§ **EXERCISE**
Copy out each line exactly; pictures stay out of the copy.

Data extracted from a collection
---

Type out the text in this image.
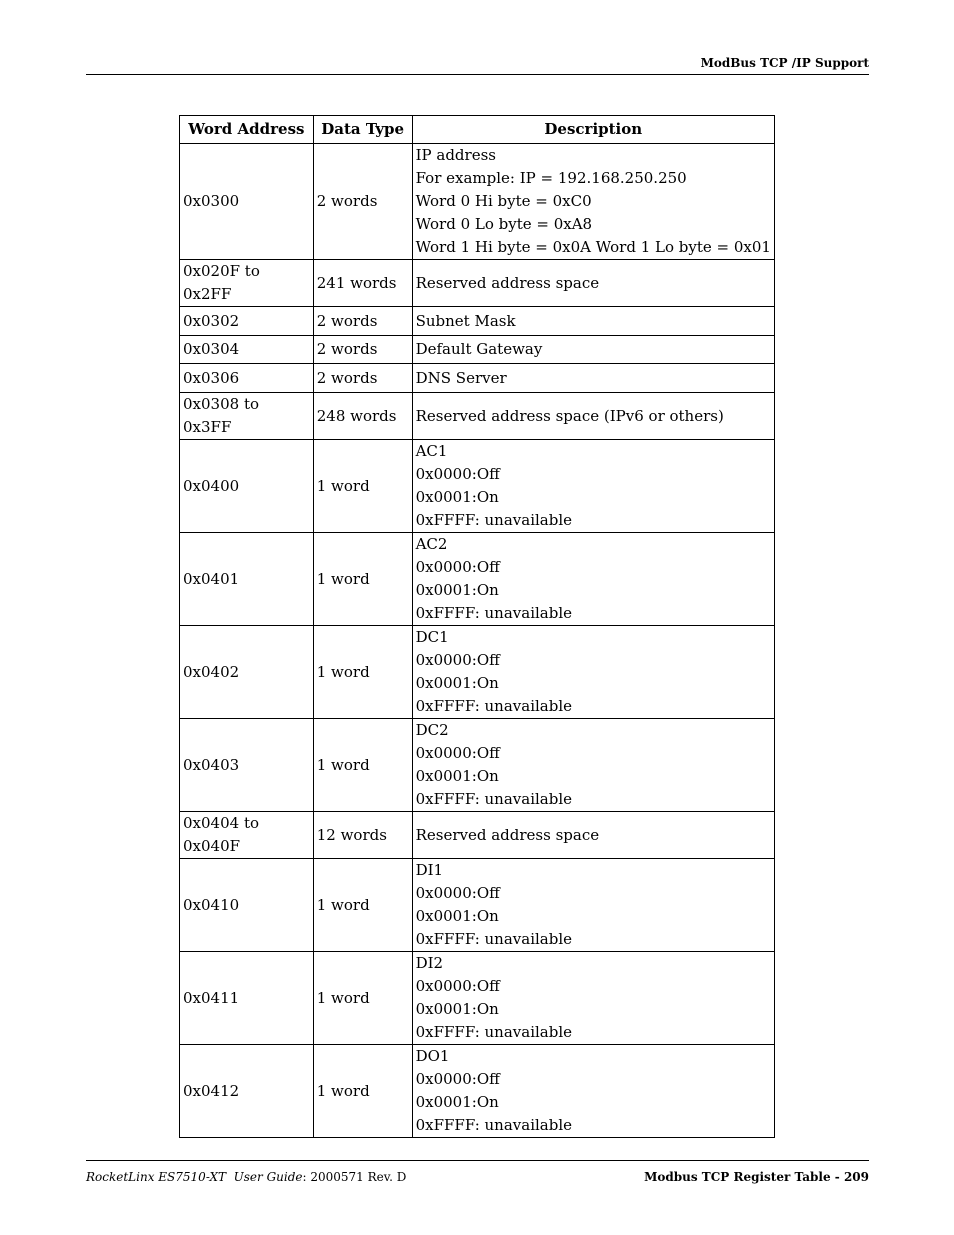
ModBus TCP /IP Support
Word Address	Data Type	Description
0x0300	2 words	IP address
For example: IP = 192.168.250.250
Word 0 Hi byte = 0xC0
Word 0 Lo byte = 0xA8
Word 1 Hi byte = 0x0A Word 1 Lo byte = 0x01

0x020F to 0x2FF	241 words	Reserved address space

0x0302	2 words	Subnet Mask

0x0304	2 words	Default Gateway

0x0306	2 words	DNS Server

0x0308 to 0x3FF	248 words	Reserved address space (IPv6 or others)

0x0400	1 word	AC1
0x0000:Off
0x0001:On
0xFFFF: unavailable

0x0401	1 word	AC2
0x0000:Off
0x0001:On
0xFFFF: unavailable

0x0402	1 word	DC1
0x0000:Off
0x0001:On
0xFFFF: unavailable

0x0403	1 word	DC2
0x0000:Off
0x0001:On
0xFFFF: unavailable

0x0404 to 0x040F	12 words	Reserved address space

0x0410	1 word	DI1
0x0000:Off
0x0001:On
0xFFFF: unavailable

0x0411	1 word	DI2
0x0000:Off
0x0001:On
0xFFFF: unavailable

0x0412	1 word	DO1
0x0000:Off
0x0001:On
0xFFFF: unavailable
RocketLinx ES7510-XT User Guide: 2000571 Rev. D	Modbus TCP Register Table - 209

---

§ **FULL ANSWER**
Type out the text in this image.
ModBus TCP /IP Support
Word Address	Data Type	Description
0x0300	2 words	IP address
For example: IP = 192.168.250.250
Word 0 Hi byte = 0xC0
Word 0 Lo byte = 0xA8
Word 1 Hi byte = 0x0A Word 1 Lo byte = 0x01

0x020F to 0x2FF	241 words	Reserved address space

0x0302	2 words	Subnet Mask

0x0304	2 words	Default Gateway

0x0306	2 words	DNS Server

0x0308 to 0x3FF	248 words	Reserved address space (IPv6 or others)

0x0400	1 word	AC1
0x0000:Off
0x0001:On
0xFFFF: unavailable

0x0401	1 word	AC2
0x0000:Off
0x0001:On
0xFFFF: unavailable

0x0402	1 word	DC1
0x0000:Off
0x0001:On
0xFFFF: unavailable

0x0403	1 word	DC2
0x0000:Off
0x0001:On
0xFFFF: unavailable

0x0404 to 0x040F	12 words	Reserved address space

0x0410	1 word	DI1
0x0000:Off
0x0001:On
0xFFFF: unavailable

0x0411	1 word	DI2
0x0000:Off
0x0001:On
0xFFFF: unavailable

0x0412	1 word	DO1
0x0000:Off
0x0001:On
0xFFFF: unavailable
RocketLinx ES7510-XT User Guide: 2000571 Rev. D	Modbus TCP Register Table - 209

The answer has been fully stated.